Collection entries
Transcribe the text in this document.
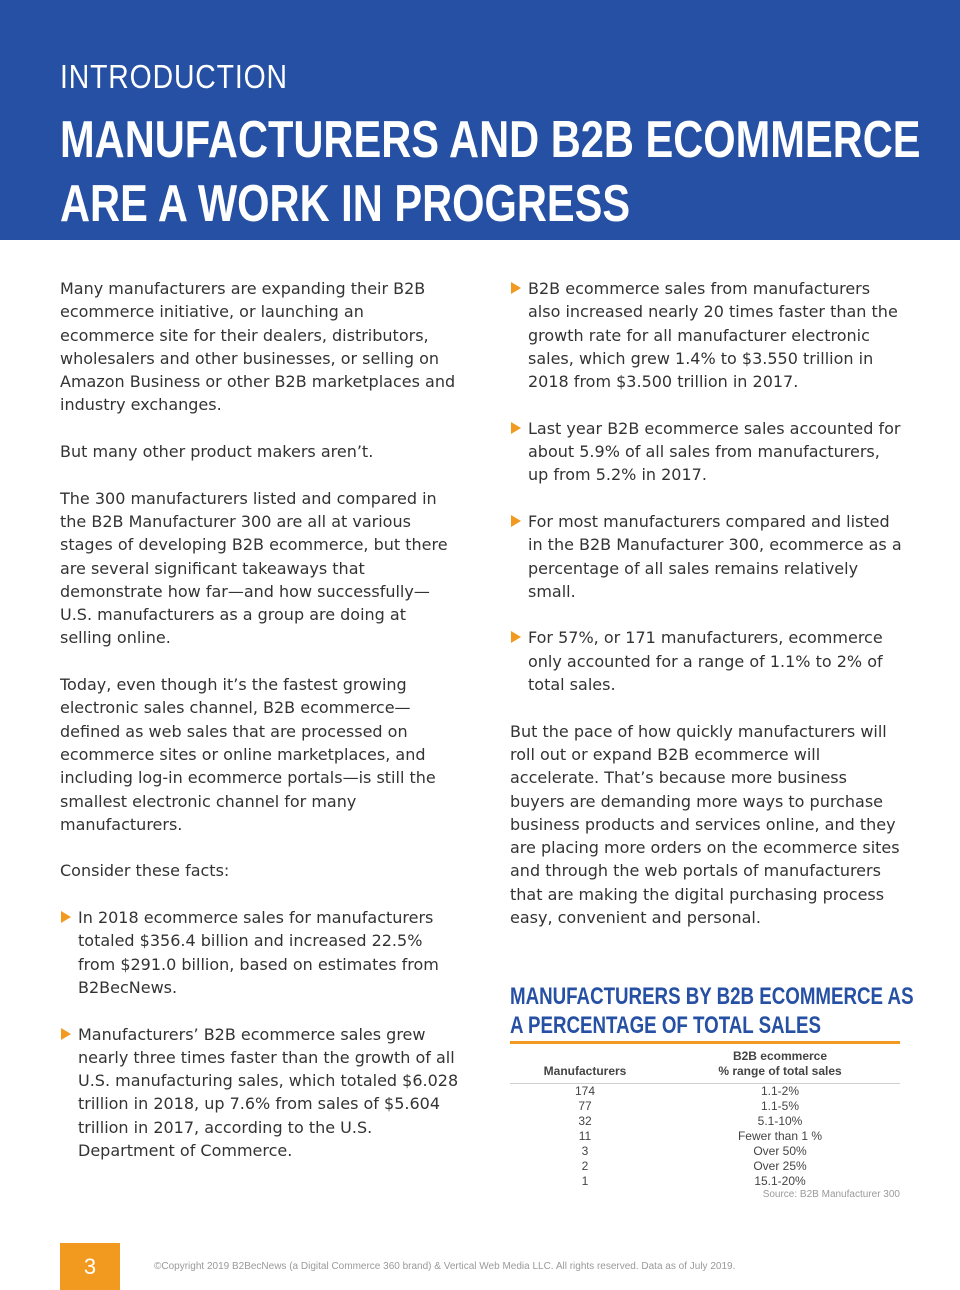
INTRODUCTION
MANUFACTURERS AND B2B ECOMMERCE
ARE A WORK IN PROGRESS

Many manufacturers are expanding their B2B ecommerce initiative, or launching an ecommerce site for their dealers, distributors, wholesalers and other businesses, or selling on Amazon Business or other B2B marketplaces and industry exchanges.

But many other product makers aren’t.

The 300 manufacturers listed and compared in the B2B Manufacturer 300 are all at various stages of developing B2B ecommerce, but there are several significant takeaways that demonstrate how far—and how successfully—U.S. manufacturers as a group are doing at selling online.

Today, even though it’s the fastest growing electronic sales channel, B2B ecommerce—defined as web sales that are processed on ecommerce sites or online marketplaces, and including log-in ecommerce portals—is still the smallest electronic channel for many manufacturers.

Consider these facts:

In 2018 ecommerce sales for manufacturers totaled $356.4 billion and increased 22.5% from $291.0 billion, based on estimates from B2BecNews.
Manufacturers’ B2B ecommerce sales grew nearly three times faster than the growth of all U.S. manufacturing sales, which totaled $6.028 trillion in 2018, up 7.6% from sales of $5.604 trillion in 2017, according to the U.S. Department of Commerce.
B2B ecommerce sales from manufacturers also increased nearly 20 times faster than the growth rate for all manufacturer electronic sales, which grew 1.4% to $3.550 trillion in 2018 from $3.500 trillion in 2017.
Last year B2B ecommerce sales accounted for about 5.9% of all sales from manufacturers, up from 5.2% in 2017.
For most manufacturers compared and listed in the B2B Manufacturer 300, ecommerce as a percentage of all sales remains relatively small.
For 57%, or 171 manufacturers, ecommerce only accounted for a range of 1.1% to 2% of total sales.

But the pace of how quickly manufacturers will roll out or expand B2B ecommerce will accelerate. That’s because more business buyers are demanding more ways to purchase business products and services online, and they are placing more orders on the ecommerce sites and through the web portals of manufacturers that are making the digital purchasing process easy, convenient and personal.

MANUFACTURERS BY B2B ECOMMERCE AS
A PERCENTAGE OF TOTAL SALES
Manufacturers	B2B ecommerce
% range of total sales
174	1.1-2%
77	1.1-5%
32	5.1-10%
11	Fewer than 1 %
3	Over 50%
2	Over 25%
1	15.1-20%
Source: B2B Manufacturer 300
3	©Copyright 2019 B2BecNews (a Digital Commerce 360 brand) & Vertical Web Media LLC. All rights reserved. Data as of July 2019.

» EXERCISE PROMPT: Without the pictures, write out every entry precisely as it appears.

» EXPECTED ANSWER:
Transcribe the text in this document.
INTRODUCTION
MANUFACTURERS AND B2B ECOMMERCE
ARE A WORK IN PROGRESS

Many manufacturers are expanding their B2B ecommerce initiative, or launching an ecommerce site for their dealers, distributors, wholesalers and other businesses, or selling on Amazon Business or other B2B marketplaces and industry exchanges.

But many other product makers aren’t.

The 300 manufacturers listed and compared in the B2B Manufacturer 300 are all at various stages of developing B2B ecommerce, but there are several significant takeaways that demonstrate how far—and how successfully—U.S. manufacturers as a group are doing at selling online.

Today, even though it’s the fastest growing electronic sales channel, B2B ecommerce—defined as web sales that are processed on ecommerce sites or online marketplaces, and including log-in ecommerce portals—is still the smallest electronic channel for many manufacturers.

Consider these facts:

In 2018 ecommerce sales for manufacturers totaled $356.4 billion and increased 22.5% from $291.0 billion, based on estimates from B2BecNews.
Manufacturers’ B2B ecommerce sales grew nearly three times faster than the growth of all U.S. manufacturing sales, which totaled $6.028 trillion in 2018, up 7.6% from sales of $5.604 trillion in 2017, according to the U.S. Department of Commerce.
B2B ecommerce sales from manufacturers also increased nearly 20 times faster than the growth rate for all manufacturer electronic sales, which grew 1.4% to $3.550 trillion in 2018 from $3.500 trillion in 2017.
Last year B2B ecommerce sales accounted for about 5.9% of all sales from manufacturers, up from 5.2% in 2017.
For most manufacturers compared and listed in the B2B Manufacturer 300, ecommerce as a percentage of all sales remains relatively small.
For 57%, or 171 manufacturers, ecommerce only accounted for a range of 1.1% to 2% of total sales.

But the pace of how quickly manufacturers will roll out or expand B2B ecommerce will accelerate. That’s because more business buyers are demanding more ways to purchase business products and services online, and they are placing more orders on the ecommerce sites and through the web portals of manufacturers that are making the digital purchasing process easy, convenient and personal.

MANUFACTURERS BY B2B ECOMMERCE AS
A PERCENTAGE OF TOTAL SALES
Manufacturers	B2B ecommerce
% range of total sales
174	1.1-2%
77	1.1-5%
32	5.1-10%
11	Fewer than 1 %
3	Over 50%
2	Over 25%
1	15.1-20%
Source: B2B Manufacturer 300
3	©Copyright 2019 B2BecNews (a Digital Commerce 360 brand) & Vertical Web Media LLC. All rights reserved. Data as of July 2019.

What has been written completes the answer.